──────── ITEMS

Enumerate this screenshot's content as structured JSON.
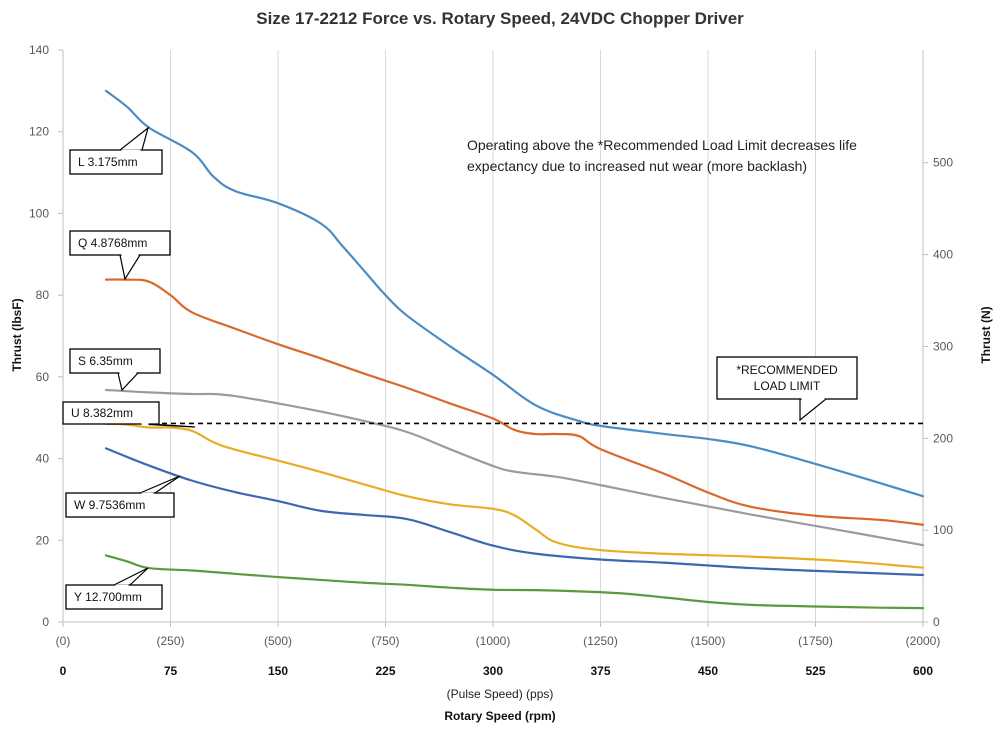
{
  "chart_data": {
    "type": "line",
    "title": "Size 17-2212 Force vs. Rotary Speed, 24VDC Chopper Driver",
    "ylabel": "Thrust (lbsF)",
    "ylabel_right": "Thrust (N)",
    "xlabel": "Rotary Speed (rpm)",
    "xlabel_secondary": "(Pulse Speed) (pps)",
    "x_range": [
      0,
      600
    ],
    "ylim": [
      0,
      140
    ],
    "yticks": [
      0,
      20,
      40,
      60,
      80,
      100,
      120,
      140
    ],
    "ylim_right": [
      0,
      622.75
    ],
    "yticks_right": [
      0,
      100,
      200,
      300,
      400,
      500
    ],
    "xticks_rpm": [
      "0",
      "75",
      "150",
      "225",
      "300",
      "375",
      "450",
      "525",
      "600"
    ],
    "xticks_pps": [
      "(0)",
      "(250)",
      "(500)",
      "(750)",
      "(1000)",
      "(1250)",
      "(1500)",
      "(1750)",
      "(2000)"
    ],
    "grid": "vertical",
    "note": [
      "Operating above the *Recommended Load Limit decreases life",
      "expectancy due to increased nut wear (more backlash)"
    ],
    "reference_line": {
      "y": 48.6,
      "label": [
        "*RECOMMENDED",
        "LOAD LIMIT"
      ],
      "color": "#000000"
    },
    "series": [
      {
        "name": "L 3.175mm",
        "color": "#4a8dc4",
        "x": [
          30,
          45,
          60,
          90,
          105,
          120,
          150,
          180,
          195,
          210,
          225,
          240,
          270,
          300,
          330,
          360,
          375,
          420,
          450,
          480,
          525,
          570,
          600
        ],
        "y": [
          130,
          126,
          121,
          115,
          109,
          105.5,
          102.5,
          97.5,
          92,
          86,
          80,
          75,
          67.5,
          60.5,
          53,
          49.2,
          48,
          46,
          44.8,
          43,
          38.7,
          34,
          30.8
        ]
      },
      {
        "name": "Q 4.8768mm",
        "color": "#d9692a",
        "x": [
          30,
          45,
          60,
          75,
          90,
          120,
          150,
          180,
          210,
          240,
          270,
          300,
          315,
          330,
          345,
          360,
          375,
          420,
          450,
          480,
          525,
          570,
          600
        ],
        "y": [
          83.8,
          83.8,
          83.3,
          80,
          75.8,
          71.8,
          68,
          64.5,
          60.8,
          57.3,
          53.5,
          49.8,
          47,
          46,
          46,
          45.5,
          42.3,
          36.2,
          31.7,
          28.2,
          26,
          25,
          23.8
        ]
      },
      {
        "name": "S 6.35mm",
        "color": "#9b9b9b",
        "x": [
          30,
          60,
          90,
          105,
          120,
          150,
          180,
          210,
          240,
          270,
          300,
          315,
          345,
          375,
          420,
          480,
          540,
          600
        ],
        "y": [
          56.8,
          56.2,
          55.8,
          55.8,
          55.3,
          53.5,
          51.5,
          49.2,
          46.5,
          42.3,
          38.2,
          36.8,
          35.5,
          33.5,
          30.3,
          26.3,
          22.6,
          18.8
        ]
      },
      {
        "name": "U 8.382mm",
        "color": "#e8ad24",
        "x": [
          30,
          45,
          60,
          75,
          90,
          105,
          120,
          150,
          180,
          210,
          240,
          270,
          300,
          315,
          330,
          345,
          375,
          420,
          480,
          540,
          600
        ],
        "y": [
          48.5,
          48.3,
          47.6,
          47.6,
          46.8,
          44,
          42.2,
          39.5,
          36.7,
          33.7,
          30.8,
          28.8,
          27.7,
          26.1,
          22.6,
          19.4,
          17.6,
          16.7,
          16,
          15,
          13.3
        ]
      },
      {
        "name": "W 9.7536mm",
        "color": "#3e67b1",
        "x": [
          30,
          60,
          90,
          120,
          150,
          180,
          210,
          240,
          270,
          300,
          330,
          375,
          420,
          480,
          540,
          600
        ],
        "y": [
          42.5,
          38.3,
          34.6,
          31.8,
          29.6,
          27.2,
          26.2,
          25.2,
          22,
          18.7,
          16.7,
          15.3,
          14.5,
          13.2,
          12.3,
          11.5
        ]
      },
      {
        "name": "Y 12.700mm",
        "color": "#5b9b3d",
        "x": [
          30,
          45,
          60,
          90,
          120,
          150,
          180,
          210,
          240,
          270,
          300,
          330,
          360,
          390,
          420,
          450,
          480,
          525,
          570,
          600
        ],
        "y": [
          16.3,
          14.8,
          13.2,
          12.6,
          11.8,
          11,
          10.3,
          9.6,
          9.1,
          8.4,
          7.9,
          7.8,
          7.5,
          7,
          6,
          4.9,
          4.2,
          3.8,
          3.5,
          3.4
        ]
      }
    ]
  },
  "callouts": [
    {
      "label": "L 3.175mm",
      "series": 0
    },
    {
      "label": "Q 4.8768mm",
      "series": 1
    },
    {
      "label": "S 6.35mm",
      "series": 2
    },
    {
      "label": "U 8.382mm",
      "series": 3
    },
    {
      "label": "W 9.7536mm",
      "series": 4
    },
    {
      "label": "Y 12.700mm",
      "series": 5
    }
  ]
}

────────────────

For the entries above, count the lines that contain the string "Rotary", and state that number without further comment.

▶ **CORRECT RESULT**
2